*REQUEST:* Look through the lines below and extract any with the word "sagen".

*STORED RECORDS:*

= = =

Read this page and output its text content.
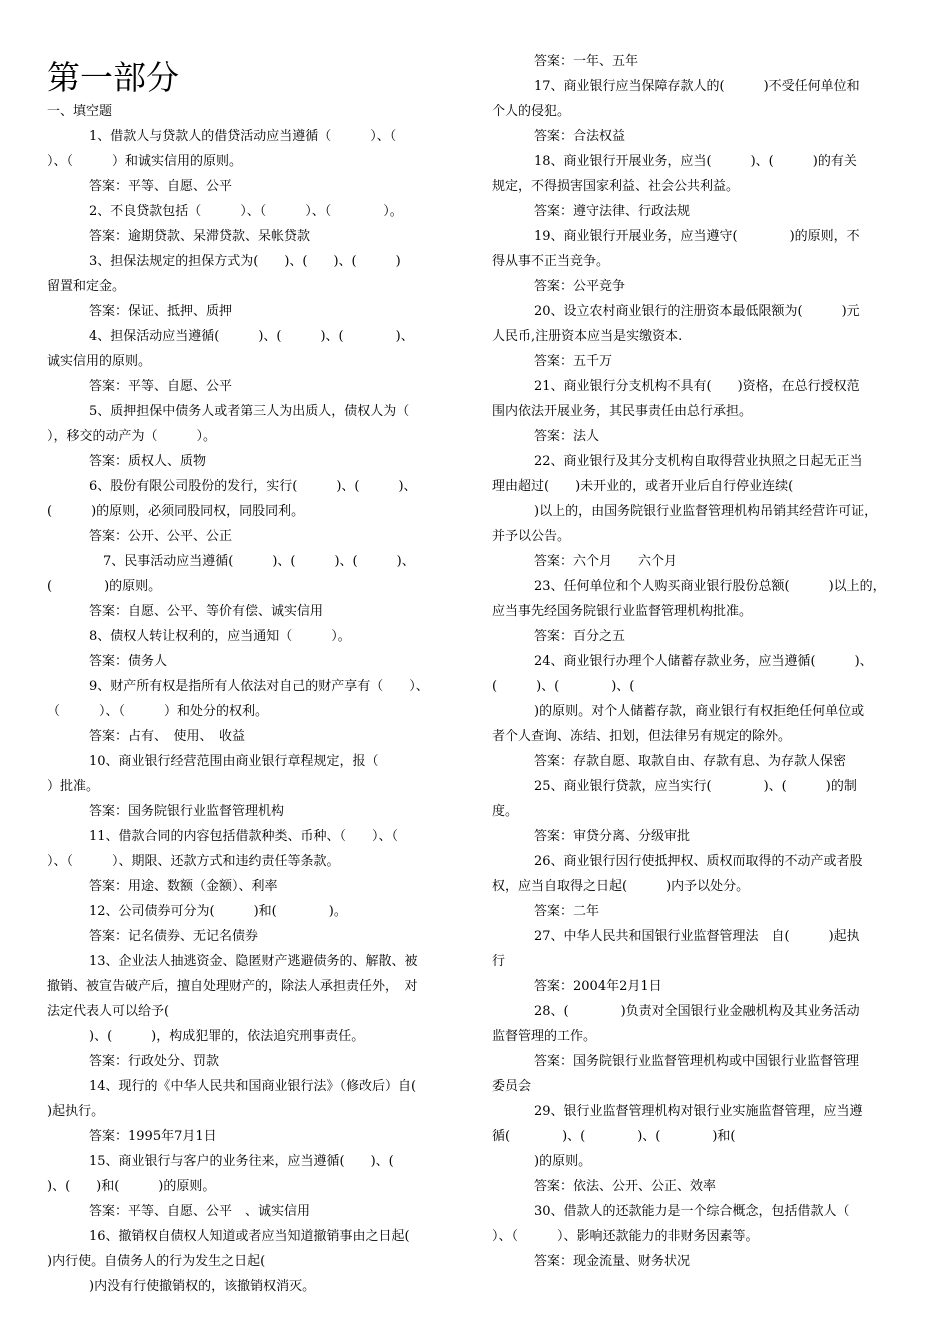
第一部分
一、填空题
1、借款人与贷款人的借贷活动应当遵循（　　　）、（
）、（　　　）和诚实信用的原则。
答案：平等、自愿、公平
2、不良贷款包括（　　　）、（　　　）、（　　　　）。
答案：逾期贷款、呆滞贷款、呆帐贷款
3、担保法规定的担保方式为(　　)、(　　)、(　　　)
留置和定金。
答案：保证、抵押、质押
4、担保活动应当遵循(　　　)、(　　　)、(　　　　)、
诚实信用的原则。
答案：平等、自愿、公平
5、质押担保中债务人或者第三人为出质人，债权人为（
），移交的动产为（　　　）。
答案：质权人、质物
6、股份有限公司股份的发行，实行(　　　)、(　　　)、
(　　　)的原则，必须同股同权，同股同利。
答案：公开、公平、公正
7、民事活动应当遵循(　　　)、(　　　)、(　　　)、
(　　　　)的原则。
答案：自愿、公平、等价有偿、诚实信用
8、债权人转让权利的，应当通知（　　　）。
答案：债务人
9、财产所有权是指所有人依法对自己的财产享有（　　）、
（　　　）、（　　　）和处分的权利。
答案：占有、　使用、　收益
10、商业银行经营范围由商业银行章程规定，报（
）批准。
答案：国务院银行业监督管理机构
11、借款合同的内容包括借款种类、币种、（　　）、（
）、（　　　）、期限、还款方式和违约责任等条款。
答案：用途、数额（金额）、利率
12、公司债券可分为(　　　)和(　　　　)。
答案：记名债券、无记名债券
13、企业法人抽逃资金、隐匿财产逃避债务的、解散、被
撤销、被宣告破产后，擅自处理财产的，除法人承担责任外，　对
法定代表人可以给予(
)、(　　　)，构成犯罪的，依法追究刑事责任。
答案：行政处分、罚款
14、现行的《中华人民共和国商业银行法》（修改后）自(
)起执行。
答案：1995年7月1日
15、商业银行与客户的业务往来，应当遵循(　　)、(
)、(　　)和(　　　)的原则。
答案：平等、自愿、公平　、诚实信用
16、撤销权自债权人知道或者应当知道撤销事由之日起(
)内行使。自债务人的行为发生之日起(
)内没有行使撤销权的，该撤销权消灭。
答案：一年、五年
17、商业银行应当保障存款人的(　　　)不受任何单位和
个人的侵犯。
答案：合法权益
18、商业银行开展业务，应当(　　　)、(　　　)的有关
规定，不得损害国家利益、社会公共利益。
答案：遵守法律、行政法规
19、商业银行开展业务，应当遵守(　　　　)的原则，不
得从事不正当竞争。
答案：公平竞争
20、设立农村商业银行的注册资本最低限额为(　　　)元
人民币,注册资本应当是实缴资本.
答案：五千万
21、商业银行分支机构不具有(　　)资格，在总行授权范
围内依法开展业务，其民事责任由总行承担。
答案：法人
22、商业银行及其分支机构自取得营业执照之日起无正当
理由超过(　　)未开业的，或者开业后自行停业连续(
)以上的，由国务院银行业监督管理机构吊销其经营许可证，
并予以公告。
答案：六个月　　六个月
23、任何单位和个人购买商业银行股份总额(　　　)以上的，
应当事先经国务院银行业监督管理机构批准。
答案：百分之五
24、商业银行办理个人储蓄存款业务，应当遵循(　　　)、
(　　　)、(　　　　)、(
)的原则。对个人储蓄存款，商业银行有权拒绝任何单位或
者个人查询、冻结、扣划，但法律另有规定的除外。
答案：存款自愿、取款自由、存款有息、为存款人保密
25、商业银行贷款，应当实行(　　　　)、(　　　)的制
度。
答案：审贷分离、分级审批
26、商业银行因行使抵押权、质权而取得的不动产或者股
权，应当自取得之日起(　　　)内予以处分。
答案：二年
27、中华人民共和国银行业监督管理法　自(　　　)起执
行
答案：2004年2月1日
28、(　　　　)负责对全国银行业金融机构及其业务活动
监督管理的工作。
答案：国务院银行业监督管理机构或中国银行业监督管理
委员会
29、银行业监督管理机构对银行业实施监督管理，应当遵
循(　　　　)、(　　　　)、(　　　　)和(
)的原则。
答案：依法、公开、公正、效率
30、借款人的还款能力是一个综合概念，包括借款人（
）、（　　　）、影响还款能力的非财务因素等。
答案：现金流量、财务状况
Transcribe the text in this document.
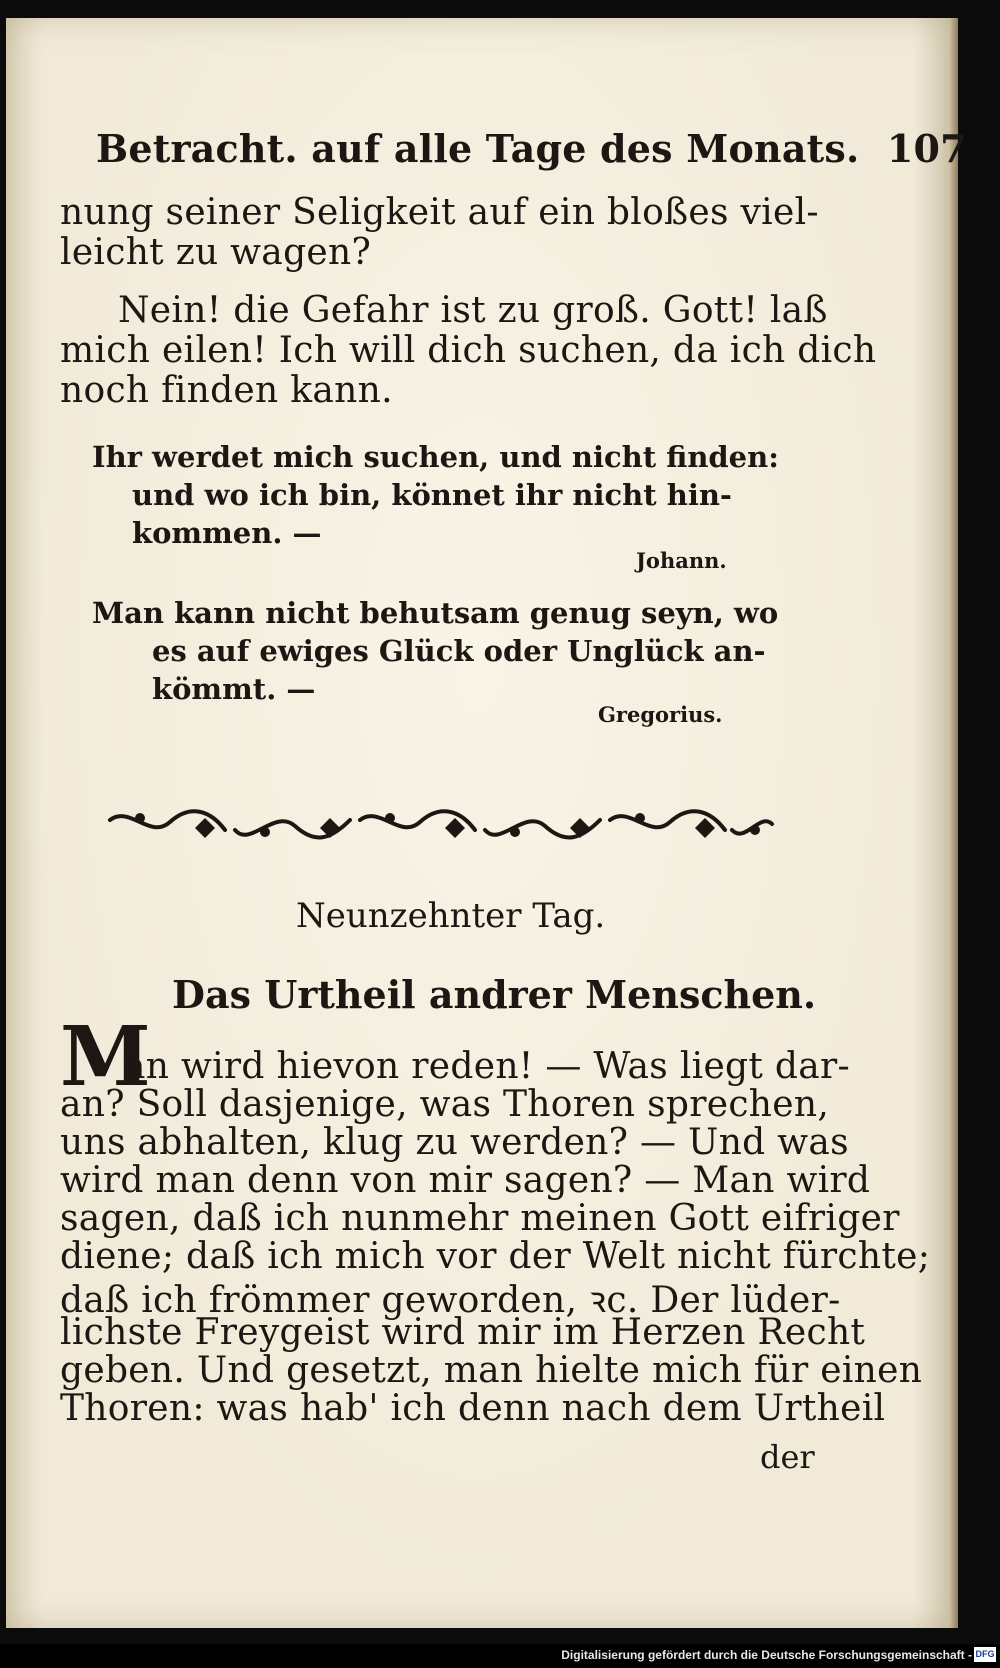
Betracht. auf alle Tage des Monats. 107
nung seiner Seligkeit auf ein bloßes viel-
leicht zu wagen?
Nein! die Gefahr ist zu groß. Gott! laß
mich eilen! Ich will dich suchen, da ich dich
noch finden kann.
Ihr werdet mich suchen, und nicht finden:
und wo ich bin, könnet ihr nicht hin-
kommen. —
Johann.
Man kann nicht behutsam genug seyn, wo
es auf ewiges Glück oder Unglück an-
kömmt. —
Gregorius.
Neunzehnter Tag.
Das Urtheil andrer Menschen.
M
an wird hievon reden! — Was liegt dar-
an? Soll dasjenige, was Thoren sprechen,
uns abhalten, klug zu werden? — Und was
wird man denn von mir sagen? — Man wird
sagen, daß ich nunmehr meinen Gott eifriger
diene; daß ich mich vor der Welt nicht fürchte;
daß ich frömmer geworden, ꝛc. Der lüder-
lichste Freygeist wird mir im Herzen Recht
geben. Und gesetzt, man hielte mich für einen
Thoren: was hab' ich denn nach dem Urtheil
der
Digitalisierung gefördert durch die Deutsche Forschungsgemeinschaft - DFG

= = =

*ANSWER TO THE PROBLEM:*
wird man denn von mir sagen? — Man wird
sagen, daß ich nunmehr meinen Gott eifriger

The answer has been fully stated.